=== Extracted text ===
I thought I understood the matter rather well.

> That's the problem: a change occurred that introduced a bug, but the
> type system failed to catch it before the change was committed.
> Something like typeclasses would have caught the bug before commit and
> without unit tests.

Yes, but what gets ignored here is that typeclasses have a large 
cognitive cost to everyone involved. I think typeclasses generally don't 
pull their weight. Besides I think template constraints are more 
powerful because they operate on arbitrary Boolean expressions instead 
of types.

>> The connection is obvious and is independent qualitatively of other
>> cases of "if you change A and B uses it, B may change in behavior
>> too". It's a pattern old as dust in programming.
>>
>> Anyway, I'm not sure whether this is clear as day: expressing
>> constraints as Booleans or "C++ concepts" style or Gangnam style
>> doesn't influence this case in the least.

=== Task requirements ===
1. Answer these questions from the exchange about typeclasses:
(a) According to the first quoted passage, what would have caught the bug before commit and without unit tests?
(b) What does the reply say typeclasses impose on everyone involved?
(c) Why does the reply consider template constraints more powerful?
2. List every way of expressing constraints named in the last quoted paragraph of the exchange about typeclasses.

=== Supplied data ===
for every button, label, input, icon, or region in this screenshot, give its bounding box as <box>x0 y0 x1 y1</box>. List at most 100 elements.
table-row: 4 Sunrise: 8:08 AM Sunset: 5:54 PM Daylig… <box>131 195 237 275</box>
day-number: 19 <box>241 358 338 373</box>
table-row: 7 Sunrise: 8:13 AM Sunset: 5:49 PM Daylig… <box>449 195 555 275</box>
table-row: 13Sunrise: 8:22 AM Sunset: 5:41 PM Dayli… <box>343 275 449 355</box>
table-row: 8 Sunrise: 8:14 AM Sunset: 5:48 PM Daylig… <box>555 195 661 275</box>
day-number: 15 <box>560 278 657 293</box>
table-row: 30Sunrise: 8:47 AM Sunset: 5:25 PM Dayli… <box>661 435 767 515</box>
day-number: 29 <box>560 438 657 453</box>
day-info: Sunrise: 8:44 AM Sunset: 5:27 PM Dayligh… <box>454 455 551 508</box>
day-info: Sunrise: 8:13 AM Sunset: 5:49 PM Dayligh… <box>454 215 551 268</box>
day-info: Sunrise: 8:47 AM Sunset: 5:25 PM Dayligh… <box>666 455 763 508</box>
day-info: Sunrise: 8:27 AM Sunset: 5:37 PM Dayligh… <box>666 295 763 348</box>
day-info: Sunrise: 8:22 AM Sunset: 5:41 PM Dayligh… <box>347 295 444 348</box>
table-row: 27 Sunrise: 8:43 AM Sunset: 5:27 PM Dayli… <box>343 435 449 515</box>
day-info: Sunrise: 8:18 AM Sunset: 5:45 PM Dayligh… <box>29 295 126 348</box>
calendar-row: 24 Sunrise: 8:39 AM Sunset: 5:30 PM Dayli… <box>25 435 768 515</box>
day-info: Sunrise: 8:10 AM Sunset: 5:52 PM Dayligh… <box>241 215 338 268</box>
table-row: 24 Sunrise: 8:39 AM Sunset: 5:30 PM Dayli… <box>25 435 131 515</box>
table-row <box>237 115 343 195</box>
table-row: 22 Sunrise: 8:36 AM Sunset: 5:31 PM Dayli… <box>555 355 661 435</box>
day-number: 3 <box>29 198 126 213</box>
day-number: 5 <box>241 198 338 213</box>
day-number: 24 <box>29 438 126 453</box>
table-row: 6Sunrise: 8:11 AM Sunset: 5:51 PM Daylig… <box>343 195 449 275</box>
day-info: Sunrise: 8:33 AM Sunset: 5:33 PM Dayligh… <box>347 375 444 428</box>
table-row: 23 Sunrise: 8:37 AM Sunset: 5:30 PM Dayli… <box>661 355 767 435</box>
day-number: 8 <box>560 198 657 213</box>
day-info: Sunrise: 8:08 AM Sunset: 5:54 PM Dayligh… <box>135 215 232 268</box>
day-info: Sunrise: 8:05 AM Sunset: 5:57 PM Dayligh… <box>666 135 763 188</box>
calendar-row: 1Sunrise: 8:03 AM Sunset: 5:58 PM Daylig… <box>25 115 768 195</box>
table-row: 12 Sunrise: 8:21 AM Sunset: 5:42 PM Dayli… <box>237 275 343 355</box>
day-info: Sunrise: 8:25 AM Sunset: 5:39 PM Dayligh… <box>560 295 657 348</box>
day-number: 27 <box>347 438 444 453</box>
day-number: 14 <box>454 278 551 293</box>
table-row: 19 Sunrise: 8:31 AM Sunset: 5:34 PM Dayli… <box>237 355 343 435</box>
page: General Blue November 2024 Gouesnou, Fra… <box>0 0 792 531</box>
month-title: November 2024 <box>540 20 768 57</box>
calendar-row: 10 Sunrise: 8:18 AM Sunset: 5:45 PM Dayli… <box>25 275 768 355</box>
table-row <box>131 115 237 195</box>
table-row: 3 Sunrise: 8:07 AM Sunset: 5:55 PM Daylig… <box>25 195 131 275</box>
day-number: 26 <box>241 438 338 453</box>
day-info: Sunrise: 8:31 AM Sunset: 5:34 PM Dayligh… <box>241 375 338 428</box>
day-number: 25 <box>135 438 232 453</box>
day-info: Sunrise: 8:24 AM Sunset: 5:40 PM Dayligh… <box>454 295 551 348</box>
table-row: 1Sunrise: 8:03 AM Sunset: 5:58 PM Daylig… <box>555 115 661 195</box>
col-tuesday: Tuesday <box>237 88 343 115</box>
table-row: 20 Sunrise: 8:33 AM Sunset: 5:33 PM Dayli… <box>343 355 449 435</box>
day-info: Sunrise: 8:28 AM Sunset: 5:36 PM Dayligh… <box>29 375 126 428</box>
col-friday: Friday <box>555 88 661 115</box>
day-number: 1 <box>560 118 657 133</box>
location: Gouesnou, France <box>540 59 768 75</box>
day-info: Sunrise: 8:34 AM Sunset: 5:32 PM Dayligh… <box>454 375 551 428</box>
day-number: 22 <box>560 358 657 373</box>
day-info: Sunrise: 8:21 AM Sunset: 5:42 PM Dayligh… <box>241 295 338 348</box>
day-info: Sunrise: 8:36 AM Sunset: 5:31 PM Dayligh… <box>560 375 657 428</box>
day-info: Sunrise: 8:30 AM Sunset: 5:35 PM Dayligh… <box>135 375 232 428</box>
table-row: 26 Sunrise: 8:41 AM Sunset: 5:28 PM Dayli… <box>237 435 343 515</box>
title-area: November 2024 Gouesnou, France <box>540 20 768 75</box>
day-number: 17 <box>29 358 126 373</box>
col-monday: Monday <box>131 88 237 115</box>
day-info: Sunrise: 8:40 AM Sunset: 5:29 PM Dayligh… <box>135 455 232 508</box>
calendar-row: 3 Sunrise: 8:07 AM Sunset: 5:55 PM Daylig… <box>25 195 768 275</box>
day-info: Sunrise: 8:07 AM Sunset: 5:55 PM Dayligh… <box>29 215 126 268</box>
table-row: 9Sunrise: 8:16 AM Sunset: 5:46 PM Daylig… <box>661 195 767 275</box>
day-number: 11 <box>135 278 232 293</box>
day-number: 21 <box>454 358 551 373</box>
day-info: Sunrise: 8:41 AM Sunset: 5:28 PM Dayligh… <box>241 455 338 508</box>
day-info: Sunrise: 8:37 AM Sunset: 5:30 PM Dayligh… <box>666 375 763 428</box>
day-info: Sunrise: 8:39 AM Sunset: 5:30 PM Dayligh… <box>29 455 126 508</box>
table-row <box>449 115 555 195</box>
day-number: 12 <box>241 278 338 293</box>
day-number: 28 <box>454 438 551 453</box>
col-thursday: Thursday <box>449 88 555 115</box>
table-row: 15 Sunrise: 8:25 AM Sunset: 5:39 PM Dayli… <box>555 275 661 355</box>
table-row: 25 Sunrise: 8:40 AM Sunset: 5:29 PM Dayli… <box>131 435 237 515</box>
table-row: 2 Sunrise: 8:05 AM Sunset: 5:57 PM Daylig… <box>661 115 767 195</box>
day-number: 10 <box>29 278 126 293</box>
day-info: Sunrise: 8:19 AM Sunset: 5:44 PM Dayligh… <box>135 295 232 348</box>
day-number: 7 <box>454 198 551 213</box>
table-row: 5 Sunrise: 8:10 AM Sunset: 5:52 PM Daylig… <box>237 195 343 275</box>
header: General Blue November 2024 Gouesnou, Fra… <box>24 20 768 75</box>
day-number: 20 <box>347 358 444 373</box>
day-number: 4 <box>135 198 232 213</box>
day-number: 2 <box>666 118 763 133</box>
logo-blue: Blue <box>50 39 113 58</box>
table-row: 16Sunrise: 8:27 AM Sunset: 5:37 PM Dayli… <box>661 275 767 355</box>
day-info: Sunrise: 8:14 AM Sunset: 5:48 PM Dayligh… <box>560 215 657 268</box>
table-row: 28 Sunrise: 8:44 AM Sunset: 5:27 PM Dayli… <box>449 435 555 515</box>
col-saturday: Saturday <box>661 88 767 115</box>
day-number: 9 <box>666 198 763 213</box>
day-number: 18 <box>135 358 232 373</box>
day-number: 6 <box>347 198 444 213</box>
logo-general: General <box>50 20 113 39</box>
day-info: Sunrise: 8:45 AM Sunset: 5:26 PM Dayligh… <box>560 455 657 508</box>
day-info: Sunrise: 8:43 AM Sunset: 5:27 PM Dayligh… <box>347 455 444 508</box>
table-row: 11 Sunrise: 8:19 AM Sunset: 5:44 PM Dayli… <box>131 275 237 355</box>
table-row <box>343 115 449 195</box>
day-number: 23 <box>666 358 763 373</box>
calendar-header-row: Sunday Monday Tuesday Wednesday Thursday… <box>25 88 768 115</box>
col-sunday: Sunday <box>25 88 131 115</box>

=== Solution set ===
1.
(a) Something like typeclasses.
(b) A large cognitive cost.
(c) Because they operate on arbitrary Boolean expressions instead of types.

2.
- As Booleans
- "C++ concepts" style
- Gangnam style